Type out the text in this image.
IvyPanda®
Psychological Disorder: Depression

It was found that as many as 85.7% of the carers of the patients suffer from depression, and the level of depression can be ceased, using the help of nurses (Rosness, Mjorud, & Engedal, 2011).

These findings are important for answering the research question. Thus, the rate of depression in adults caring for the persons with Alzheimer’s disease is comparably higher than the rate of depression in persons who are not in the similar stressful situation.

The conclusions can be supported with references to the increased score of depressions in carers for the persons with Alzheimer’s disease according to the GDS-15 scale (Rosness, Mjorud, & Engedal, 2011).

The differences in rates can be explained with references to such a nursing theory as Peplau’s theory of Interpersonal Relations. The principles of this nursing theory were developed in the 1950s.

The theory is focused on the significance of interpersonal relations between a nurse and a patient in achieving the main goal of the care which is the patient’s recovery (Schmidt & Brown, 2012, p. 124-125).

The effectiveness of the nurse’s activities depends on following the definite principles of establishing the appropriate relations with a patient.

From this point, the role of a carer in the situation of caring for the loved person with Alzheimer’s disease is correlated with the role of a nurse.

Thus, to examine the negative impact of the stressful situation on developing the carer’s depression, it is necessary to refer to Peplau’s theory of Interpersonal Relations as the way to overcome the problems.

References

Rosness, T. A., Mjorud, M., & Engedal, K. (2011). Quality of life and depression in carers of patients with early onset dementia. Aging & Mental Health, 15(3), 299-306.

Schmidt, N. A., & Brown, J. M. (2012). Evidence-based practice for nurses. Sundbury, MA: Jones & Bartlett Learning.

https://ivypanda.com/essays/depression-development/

Work required:
Copy the data above in its entirety, exactly as given.

Result for this exercise:
Type out the text in this image.
IvyPanda®
Psychological Disorder: Depression

It was found that as many as 85.7% of the carers of the patients suffer from depression, and the level of depression can be ceased, using the help of nurses (Rosness, Mjorud, & Engedal, 2011).

These findings are important for answering the research question. Thus, the rate of depression in adults caring for the persons with Alzheimer’s disease is comparably higher than the rate of depression in persons who are not in the similar stressful situation.

The conclusions can be supported with references to the increased score of depressions in carers for the persons with Alzheimer’s disease according to the GDS-15 scale (Rosness, Mjorud, & Engedal, 2011).

The differences in rates can be explained with references to such a nursing theory as Peplau’s theory of Interpersonal Relations. The principles of this nursing theory were developed in the 1950s.

The theory is focused on the significance of interpersonal relations between a nurse and a patient in achieving the main goal of the care which is the patient’s recovery (Schmidt & Brown, 2012, p. 124-125).

The effectiveness of the nurse’s activities depends on following the definite principles of establishing the appropriate relations with a patient.

From this point, the role of a carer in the situation of caring for the loved person with Alzheimer’s disease is correlated with the role of a nurse.

Thus, to examine the negative impact of the stressful situation on developing the carer’s depression, it is necessary to refer to Peplau’s theory of Interpersonal Relations as the way to overcome the problems.

References

Rosness, T. A., Mjorud, M., & Engedal, K. (2011). Quality of life and depression in carers of patients with early onset dementia. Aging & Mental Health, 15(3), 299-306.

Schmidt, N. A., & Brown, J. M. (2012). Evidence-based practice for nurses. Sundbury, MA: Jones & Bartlett Learning.

https://ivypanda.com/essays/depression-development/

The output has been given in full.